**EXERCISE REQUIREMENTS**
Pictures stay out of the copy; output exactly the lines from the one containing "Convert this document image to plain text." through the end of the material.

**RECORDS SUPPLIED**
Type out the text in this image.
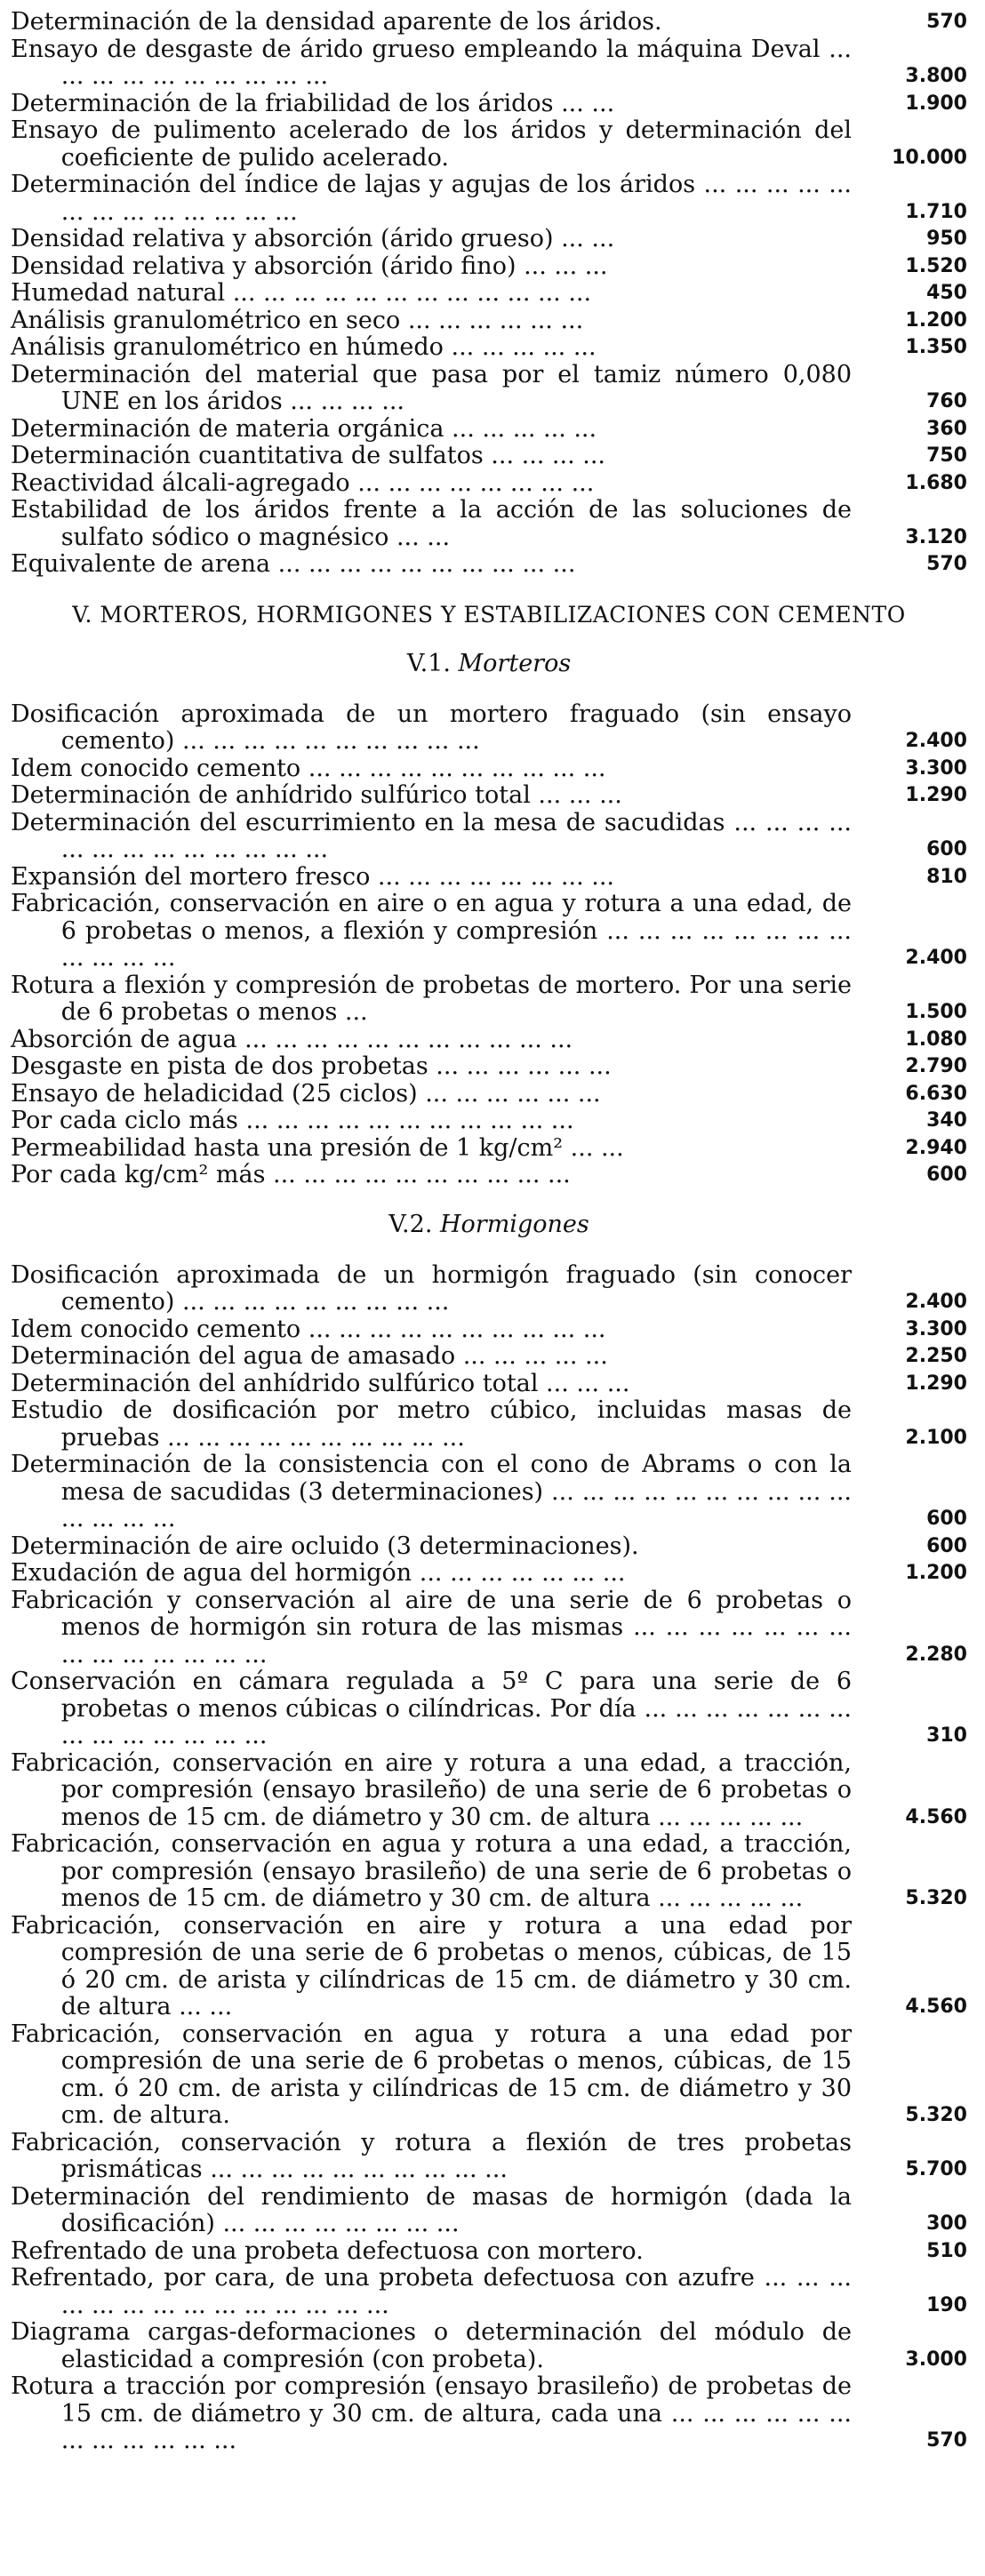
Determinación de la densidad aparente de los áridos.	570
Ensayo de desgaste de árido grueso empleando la máquina Deval ... ... ... ... ... ... ... ... ... ...	3.800
Determinación de la friabilidad de los áridos ... ...	1.900
Ensayo de pulimento acelerado de los áridos y determinación del coeficiente de pulido acelerado.	10.000
Determinación del índice de lajas y agujas de los áridos ... ... ... ... ... ... ... ... ... ... ... ... ...	1.710
Densidad relativa y absorción (árido grueso) ... ...	950
Densidad relativa y absorción (árido fino) ... ... ...	1.520
Humedad natural ... ... ... ... ... ... ... ... ... ... ... ...	450
Análisis granulométrico en seco ... ... ... ... ... ...	1.200
Análisis granulométrico en húmedo ... ... ... ... ...	1.350
Determinación del material que pasa por el tamiz número 0,080 UNE en los áridos ... ... ... ...	760
Determinación de materia orgánica ... ... ... ... ...	360
Determinación cuantitativa de sulfatos ... ... ... ...	750
Reactividad álcali-agregado ... ... ... ... ... ... ... ...	1.680
Estabilidad de los áridos frente a la acción de las soluciones de sulfato sódico o magnésico ... ...	3.120
Equivalente de arena ... ... ... ... ... ... ... ... ... ...	570
V. MORTEROS, HORMIGONES Y ESTABILIZACIONES CON CEMENTO
V.1. Morteros
Dosificación aproximada de un mortero fraguado (sin ensayo cemento) ... ... ... ... ... ... ... ... ... ...	2.400
Idem conocido cemento ... ... ... ... ... ... ... ... ... ...	3.300
Determinación de anhídrido sulfúrico total ... ... ...	1.290
Determinación del escurrimiento en la mesa de sacudidas ... ... ... ... ... ... ... ... ... ... ... ... ...	600
Expansión del mortero fresco ... ... ... ... ... ... ... ...	810
Fabricación, conservación en aire o en agua y rotura a una edad, de 6 probetas o menos, a flexión y compresión ... ... ... ... ... ... ... ... ... ... ... ...	2.400
Rotura a flexión y compresión de probetas de mortero. Por una serie de 6 probetas o menos ...	1.500
Absorción de agua ... ... ... ... ... ... ... ... ... ... ...	1.080
Desgaste en pista de dos probetas ... ... ... ... ... ...	2.790
Ensayo de heladicidad (25 ciclos) ... ... ... ... ... ...	6.630
Por cada ciclo más ... ... ... ... ... ... ... ... ... ... ...	340
Permeabilidad hasta una presión de 1 kg/cm² ... ...	2.940
Por cada kg/cm² más ... ... ... ... ... ... ... ... ... ...	600
V.2. Hormigones
Dosificación aproximada de un hormigón fraguado (sin conocer cemento) ... ... ... ... ... ... ... ... ...	2.400
Idem conocido cemento ... ... ... ... ... ... ... ... ... ...	3.300
Determinación del agua de amasado ... ... ... ... ...	2.250
Determinación del anhídrido sulfúrico total ... ... ...	1.290
Estudio de dosificación por metro cúbico, incluidas masas de pruebas ... ... ... ... ... ... ... ... ... ...	2.100
Determinación de la consistencia con el cono de Abrams o con la mesa de sacudidas (3 determinaciones) ... ... ... ... ... ... ... ... ... ... ... ... ... ...	600
Determinación de aire ocluido (3 determinaciones).	600
Exudación de agua del hormigón ... ... ... ... ... ... ...	1.200
Fabricación y conservación al aire de una serie de 6 probetas o menos de hormigón sin rotura de las mismas ... ... ... ... ... ... ... ... ... ... ... ... ... ...	2.280
Conservación en cámara regulada a 5º C para una serie de 6 probetas o menos cúbicas o cilíndricas. Por día ... ... ... ... ... ... ... ... ... ... ... ... ... ...	310
Fabricación, conservación en aire y rotura a una edad, a tracción, por compresión (ensayo brasileño) de una serie de 6 probetas o menos de 15 cm. de diámetro y 30 cm. de altura ... ... ... ... ...	4.560
Fabricación, conservación en agua y rotura a una edad, a tracción, por compresión (ensayo brasileño) de una serie de 6 probetas o menos de 15 cm. de diámetro y 30 cm. de altura ... ... ... ... ...	5.320
Fabricación, conservación en aire y rotura a una edad por compresión de una serie de 6 probetas o menos, cúbicas, de 15 ó 20 cm. de arista y cilíndricas de 15 cm. de diámetro y 30 cm. de altura ... ...	4.560
Fabricación, conservación en agua y rotura a una edad por compresión de una serie de 6 probetas o menos, cúbicas, de 15 cm. ó 20 cm. de arista y cilíndricas de 15 cm. de diámetro y 30 cm. de altura.	5.320
Fabricación, conservación y rotura a flexión de tres probetas prismáticas ... ... ... ... ... ... ... ... ... ...	5.700
Determinación del rendimiento de masas de hormigón (dada la dosificación) ... ... ... ... ... ... ... ...	300
Refrentado de una probeta defectuosa con mortero.	510
Refrentado, por cara, de una probeta defectuosa con azufre ... ... ... ... ... ... ... ... ... ... ... ... ... ...	190
Diagrama cargas-deformaciones o determinación del módulo de elasticidad a compresión (con probeta).	3.000
Rotura a tracción por compresión (ensayo brasileño) de probetas de 15 cm. de diámetro y 30 cm. de altura, cada una ... ... ... ... ... ... ... ... ... ... ... ...	570
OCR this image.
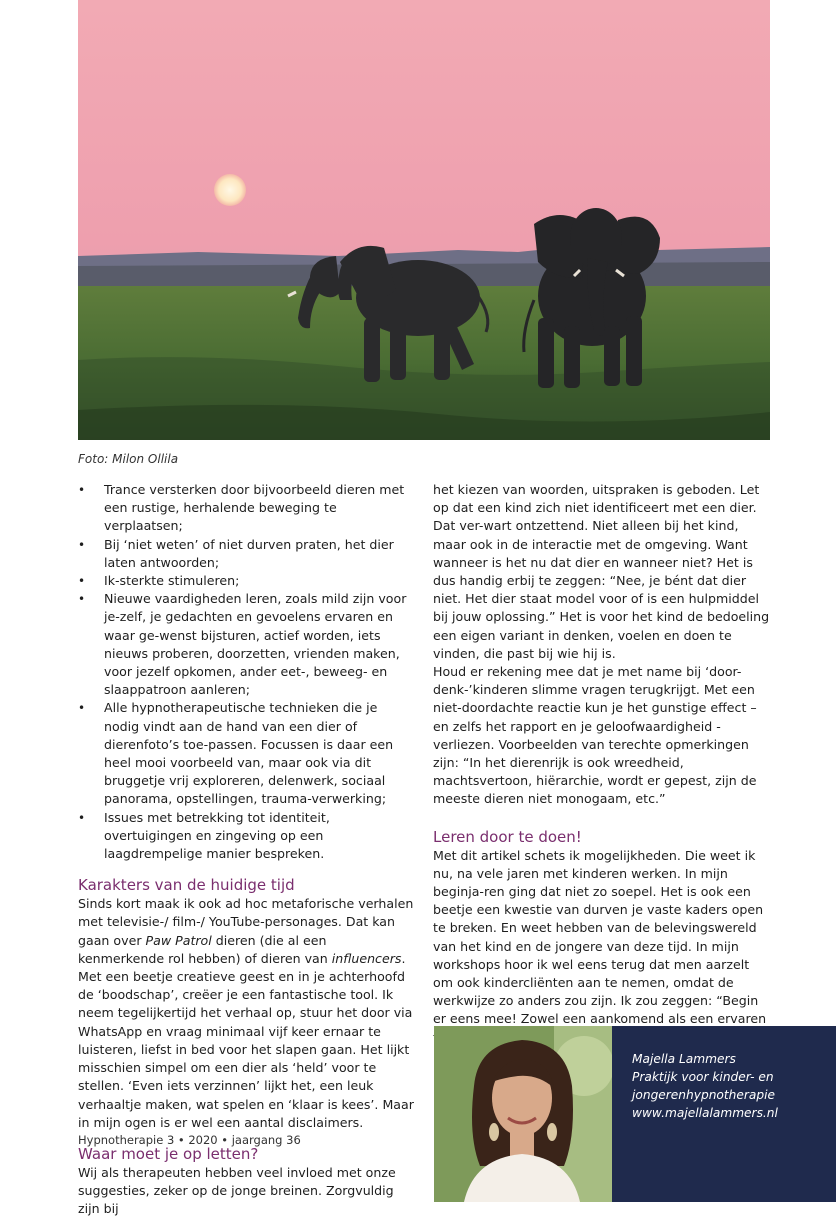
Foto: Milon Ollila
• Trance versterken door bijvoorbeeld dieren met een rustige, herhalende beweging te verplaatsen;
• Bij ‘niet weten’ of niet durven praten, het dier laten antwoorden;
• Ik-sterkte stimuleren;
• Nieuwe vaardigheden leren, zoals mild zijn voor je-zelf, je gedachten en gevoelens ervaren en waar ge-wenst bijsturen, actief worden, iets nieuws proberen, doorzetten, vrienden maken, voor jezelf opkomen, ander eet-, beweeg- en slaappatroon aanleren;
• Alle hypnotherapeutische technieken die je nodig vindt aan de hand van een dier of dierenfoto’s toe-passen. Focussen is daar een heel mooi voorbeeld van, maar ook via dit bruggetje vrij exploreren, delenwerk, sociaal panorama, opstellingen, trauma-verwerking;
• Issues met betrekking tot identiteit, overtuigingen en zingeving op een laagdrempelige manier bespreken.
Karakters van de huidige tijd

Sinds kort maak ik ook ad hoc metaforische verhalen met televisie-/ film-/ YouTube-personages. Dat kan gaan over Paw Patrol dieren (die al een kenmerkende rol hebben) of dieren van influencers. Met een beetje creatieve geest en in je achterhoofd de ‘boodschap’, creëer je een fantastische tool. Ik neem tegelijkertijd het verhaal op, stuur het door via WhatsApp en vraag minimaal vijf keer ernaar te luisteren, liefst in bed voor het slapen gaan. Het lijkt misschien simpel om een dier als ‘held’ voor te stellen. ‘Even iets verzinnen’ lijkt het, een leuk verhaaltje maken, wat spelen en ‘klaar is kees’. Maar in mijn ogen is er wel een aantal disclaimers.

Waar moet je op letten?

Wij als therapeuten hebben veel invloed met onze suggesties, zeker op de jonge breinen. Zorgvuldig zijn bij

het kiezen van woorden, uitspraken is geboden. Let op dat een kind zich niet identificeert met een dier. Dat ver-wart ontzettend. Niet alleen bij het kind, maar ook in de interactie met de omgeving. Want wanneer is het nu dat dier en wanneer niet? Het is dus handig erbij te zeggen: “Nee, je bént dat dier niet. Het dier staat model voor of is een hulpmiddel bij jouw oplossing.” Het is voor het kind de bedoeling een eigen variant in denken, voelen en doen te vinden, die past bij wie hij is.

Houd er rekening mee dat je met name bij ‘door-denk-’kinderen slimme vragen terugkrijgt. Met een niet-doordachte reactie kun je het gunstige effect – en zelfs het rapport en je geloofwaardigheid - verliezen. Voorbeelden van terechte opmerkingen zijn: “In het dierenrijk is ook wreedheid, machtsvertoon, hiërarchie, wordt er gepest, zijn de meeste dieren niet monogaam, etc.”

Leren door te doen!

Met dit artikel schets ik mogelijkheden. Die weet ik nu, na vele jaren met kinderen werken. In mijn beginja-ren ging dat niet zo soepel. Het is ook een beetje een kwestie van durven je vaste kaders open te breken. En weet hebben van de belevingswereld van het kind en de jongere van deze tijd. In mijn workshops hoor ik wel eens terug dat men aarzelt om ook kindercliënten aan te nemen, omdat de werkwijze zo anders zou zijn. Ik zou zeggen: “Begin er eens mee! Zowel een aankomend als een ervaren

Majella Lammers
Praktijk voor kinder- en jongerenhypnotherapie
www.majellalammers.nl
Hypnotherapie 3 • 2020 • jaargang 36
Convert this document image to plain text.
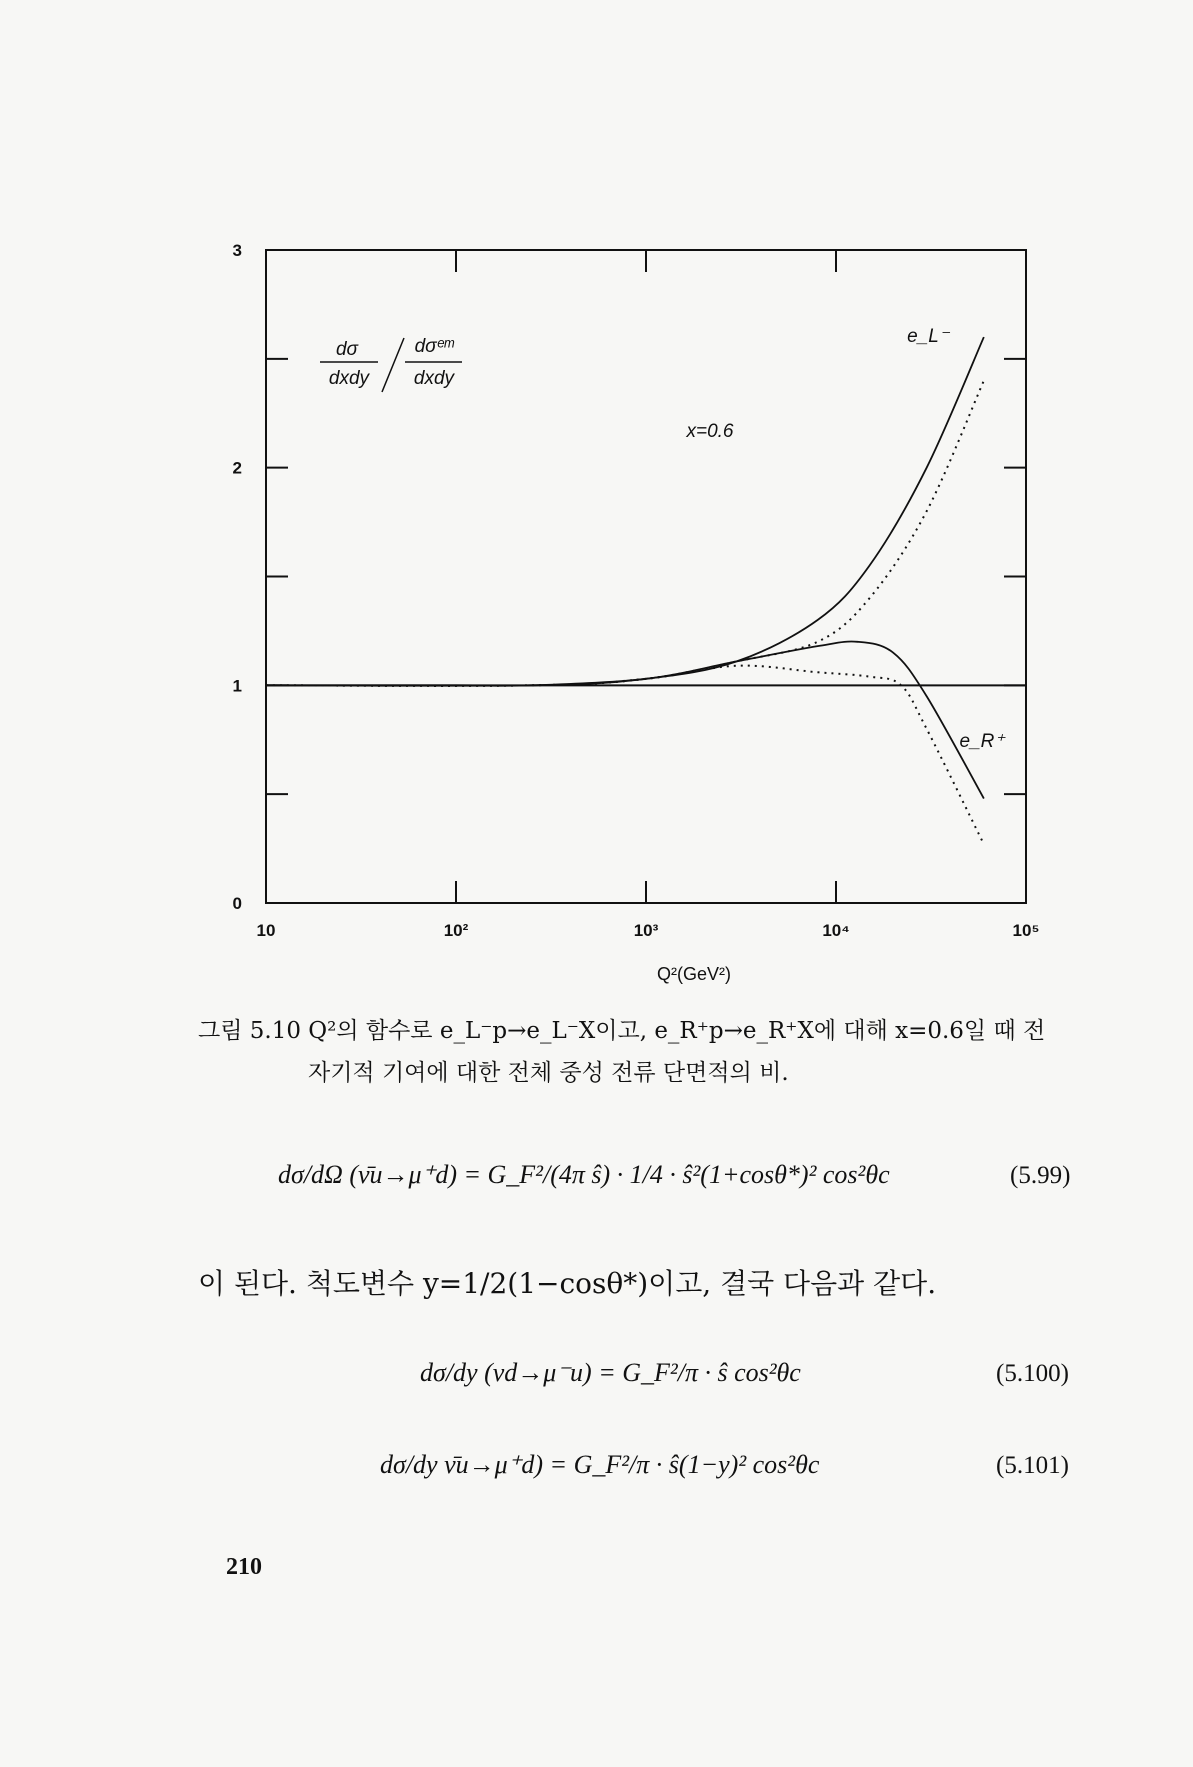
10	10²	10³	10⁴	10⁵
0
1
2
3
dσ
dxdy
dσᵉᵐ
dxdy
x=0.6
e_L⁻
e_R⁺
Q²(GeV²)
그림 5.10 Q²의 함수로 e_L⁻p→e_L⁻X이고, e_R⁺p→e_R⁺X에 대해 x=0.6일 때 전
자기적 기여에 대한 전체 중성 전류 단면적의 비.
dσ/dΩ (ν̄u→μ⁺d) = G_F²/(4π ŝ) · 1/4 · ŝ²(1+cosθ*)² cos²θc	(5.99)
이 된다. 척도변수 y=1/2(1−cosθ*)이고, 결국 다음과 같다.
dσ/dy (νd→μ⁻u) = G_F²/π · ŝ cos²θc	(5.100)
dσ/dy ν̄u→μ⁺d) = G_F²/π · ŝ(1−y)² cos²θc	(5.101)
210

**REPLY**
Convert this document image to plain text.
10	10²	10³	10⁴	10⁵
0
1
2
3
dσ
dxdy
dσᵉᵐ
dxdy
x=0.6
e_L⁻
e_R⁺
Q²(GeV²)
그림 5.10 Q²의 함수로 e_L⁻p→e_L⁻X이고, e_R⁺p→e_R⁺X에 대해 x=0.6일 때 전
자기적 기여에 대한 전체 중성 전류 단면적의 비.
dσ/dΩ (ν̄u→μ⁺d) = G_F²/(4π ŝ) · 1/4 · ŝ²(1+cosθ*)² cos²θc	(5.99)
이 된다. 척도변수 y=1/2(1−cosθ*)이고, 결국 다음과 같다.
dσ/dy (νd→μ⁻u) = G_F²/π · ŝ cos²θc	(5.100)
dσ/dy ν̄u→μ⁺d) = G_F²/π · ŝ(1−y)² cos²θc	(5.101)
210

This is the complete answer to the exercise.